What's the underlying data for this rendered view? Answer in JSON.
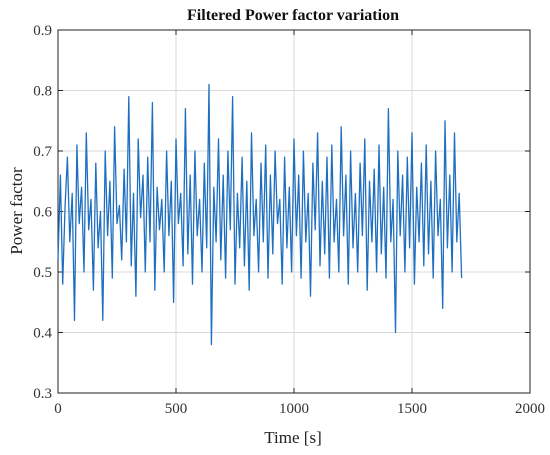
{
  "chart_data": {
    "type": "line",
    "title": "Filtered Power factor variation",
    "xlabel": "Time [s]",
    "ylabel": "Power factor",
    "xlim": [
      0,
      2000
    ],
    "ylim": [
      0.3,
      0.9
    ],
    "x_ticks": [
      "0",
      "500",
      "1000",
      "1500",
      "2000"
    ],
    "y_ticks": [
      "0.3",
      "0.4",
      "0.5",
      "0.6",
      "0.7",
      "0.8",
      "0.9"
    ],
    "grid": true,
    "line_color": "#1f6fc0",
    "series": [
      {
        "x_start": 0,
        "x_step": 10,
        "values": [
          0.52,
          0.66,
          0.48,
          0.61,
          0.69,
          0.55,
          0.63,
          0.42,
          0.71,
          0.58,
          0.64,
          0.5,
          0.73,
          0.57,
          0.62,
          0.47,
          0.68,
          0.54,
          0.6,
          0.42,
          0.7,
          0.56,
          0.65,
          0.49,
          0.74,
          0.58,
          0.61,
          0.52,
          0.67,
          0.55,
          0.79,
          0.51,
          0.63,
          0.46,
          0.72,
          0.59,
          0.66,
          0.5,
          0.69,
          0.55,
          0.78,
          0.47,
          0.64,
          0.57,
          0.62,
          0.5,
          0.7,
          0.56,
          0.65,
          0.45,
          0.72,
          0.58,
          0.63,
          0.51,
          0.77,
          0.53,
          0.66,
          0.48,
          0.7,
          0.56,
          0.62,
          0.5,
          0.68,
          0.54,
          0.81,
          0.38,
          0.64,
          0.55,
          0.72,
          0.52,
          0.66,
          0.49,
          0.7,
          0.57,
          0.79,
          0.48,
          0.63,
          0.54,
          0.69,
          0.51,
          0.65,
          0.47,
          0.73,
          0.56,
          0.62,
          0.5,
          0.68,
          0.55,
          0.71,
          0.49,
          0.66,
          0.53,
          0.7,
          0.58,
          0.62,
          0.48,
          0.69,
          0.54,
          0.64,
          0.5,
          0.72,
          0.56,
          0.66,
          0.49,
          0.7,
          0.55,
          0.63,
          0.46,
          0.68,
          0.57,
          0.73,
          0.51,
          0.65,
          0.53,
          0.69,
          0.49,
          0.71,
          0.55,
          0.62,
          0.5,
          0.74,
          0.56,
          0.66,
          0.48,
          0.7,
          0.54,
          0.63,
          0.5,
          0.68,
          0.56,
          0.72,
          0.47,
          0.65,
          0.55,
          0.67,
          0.5,
          0.71,
          0.53,
          0.64,
          0.49,
          0.77,
          0.55,
          0.62,
          0.4,
          0.7,
          0.56,
          0.66,
          0.5,
          0.69,
          0.54,
          0.73,
          0.48,
          0.64,
          0.55,
          0.68,
          0.51,
          0.71,
          0.53,
          0.65,
          0.49,
          0.7,
          0.56,
          0.62,
          0.44,
          0.75,
          0.54,
          0.66,
          0.5,
          0.73,
          0.55,
          0.63,
          0.49
        ]
      }
    ]
  }
}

▶ Given instruction: Pictures are to be left out; repeat all the remaining data exactly.

▶ Problem solution:
What's the underlying data for this rendered view? Answer in JSON.
{
  "chart_data": {
    "type": "line",
    "title": "Filtered Power factor variation",
    "xlabel": "Time [s]",
    "ylabel": "Power factor",
    "xlim": [
      0,
      2000
    ],
    "ylim": [
      0.3,
      0.9
    ],
    "x_ticks": [
      "0",
      "500",
      "1000",
      "1500",
      "2000"
    ],
    "y_ticks": [
      "0.3",
      "0.4",
      "0.5",
      "0.6",
      "0.7",
      "0.8",
      "0.9"
    ],
    "grid": true,
    "line_color": "#1f6fc0",
    "series": [
      {
        "x_start": 0,
        "x_step": 10,
        "values": [
          0.52,
          0.66,
          0.48,
          0.61,
          0.69,
          0.55,
          0.63,
          0.42,
          0.71,
          0.58,
          0.64,
          0.5,
          0.73,
          0.57,
          0.62,
          0.47,
          0.68,
          0.54,
          0.6,
          0.42,
          0.7,
          0.56,
          0.65,
          0.49,
          0.74,
          0.58,
          0.61,
          0.52,
          0.67,
          0.55,
          0.79,
          0.51,
          0.63,
          0.46,
          0.72,
          0.59,
          0.66,
          0.5,
          0.69,
          0.55,
          0.78,
          0.47,
          0.64,
          0.57,
          0.62,
          0.5,
          0.7,
          0.56,
          0.65,
          0.45,
          0.72,
          0.58,
          0.63,
          0.51,
          0.77,
          0.53,
          0.66,
          0.48,
          0.7,
          0.56,
          0.62,
          0.5,
          0.68,
          0.54,
          0.81,
          0.38,
          0.64,
          0.55,
          0.72,
          0.52,
          0.66,
          0.49,
          0.7,
          0.57,
          0.79,
          0.48,
          0.63,
          0.54,
          0.69,
          0.51,
          0.65,
          0.47,
          0.73,
          0.56,
          0.62,
          0.5,
          0.68,
          0.55,
          0.71,
          0.49,
          0.66,
          0.53,
          0.7,
          0.58,
          0.62,
          0.48,
          0.69,
          0.54,
          0.64,
          0.5,
          0.72,
          0.56,
          0.66,
          0.49,
          0.7,
          0.55,
          0.63,
          0.46,
          0.68,
          0.57,
          0.73,
          0.51,
          0.65,
          0.53,
          0.69,
          0.49,
          0.71,
          0.55,
          0.62,
          0.5,
          0.74,
          0.56,
          0.66,
          0.48,
          0.7,
          0.54,
          0.63,
          0.5,
          0.68,
          0.56,
          0.72,
          0.47,
          0.65,
          0.55,
          0.67,
          0.5,
          0.71,
          0.53,
          0.64,
          0.49,
          0.77,
          0.55,
          0.62,
          0.4,
          0.7,
          0.56,
          0.66,
          0.5,
          0.69,
          0.54,
          0.73,
          0.48,
          0.64,
          0.55,
          0.68,
          0.51,
          0.71,
          0.53,
          0.65,
          0.49,
          0.7,
          0.56,
          0.62,
          0.44,
          0.75,
          0.54,
          0.66,
          0.5,
          0.73,
          0.55,
          0.63,
          0.49
        ]
      }
    ]
  }
}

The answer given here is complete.